REQUIRED WORK:
Reproduce all the entries precisely.

Part of a data file
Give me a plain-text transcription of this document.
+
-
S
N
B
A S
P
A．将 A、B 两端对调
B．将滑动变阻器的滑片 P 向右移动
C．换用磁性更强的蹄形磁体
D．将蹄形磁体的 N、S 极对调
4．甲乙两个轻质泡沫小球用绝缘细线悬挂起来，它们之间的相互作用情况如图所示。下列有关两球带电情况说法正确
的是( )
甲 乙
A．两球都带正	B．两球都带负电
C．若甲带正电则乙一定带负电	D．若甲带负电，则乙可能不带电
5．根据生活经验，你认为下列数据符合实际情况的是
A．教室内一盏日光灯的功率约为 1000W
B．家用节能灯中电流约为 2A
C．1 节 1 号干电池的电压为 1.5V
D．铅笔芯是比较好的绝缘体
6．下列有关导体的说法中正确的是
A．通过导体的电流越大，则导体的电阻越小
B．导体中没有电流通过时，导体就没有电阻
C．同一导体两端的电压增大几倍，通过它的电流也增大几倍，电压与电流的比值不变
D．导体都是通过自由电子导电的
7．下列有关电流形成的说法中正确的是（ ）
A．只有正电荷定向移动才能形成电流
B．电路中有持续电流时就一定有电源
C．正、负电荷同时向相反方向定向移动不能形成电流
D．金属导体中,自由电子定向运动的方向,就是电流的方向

ANSWER TO THIS EXERCISE:
Give me a plain-text transcription of this document.
+
-
S
N
B
A S
P
A．将 A、B 两端对调
B．将滑动变阻器的滑片 P 向右移动
C．换用磁性更强的蹄形磁体
D．将蹄形磁体的 N、S 极对调
4．甲乙两个轻质泡沫小球用绝缘细线悬挂起来，它们之间的相互作用情况如图所示。下列有关两球带电情况说法正确
的是( )
甲 乙
A．两球都带正	B．两球都带负电
C．若甲带正电则乙一定带负电	D．若甲带负电，则乙可能不带电
5．根据生活经验，你认为下列数据符合实际情况的是
A．教室内一盏日光灯的功率约为 1000W
B．家用节能灯中电流约为 2A
C．1 节 1 号干电池的电压为 1.5V
D．铅笔芯是比较好的绝缘体
6．下列有关导体的说法中正确的是
A．通过导体的电流越大，则导体的电阻越小
B．导体中没有电流通过时，导体就没有电阻
C．同一导体两端的电压增大几倍，通过它的电流也增大几倍，电压与电流的比值不变
D．导体都是通过自由电子导电的
7．下列有关电流形成的说法中正确的是（ ）
A．只有正电荷定向移动才能形成电流
B．电路中有持续电流时就一定有电源
C．正、负电荷同时向相反方向定向移动不能形成电流
D．金属导体中,自由电子定向运动的方向,就是电流的方向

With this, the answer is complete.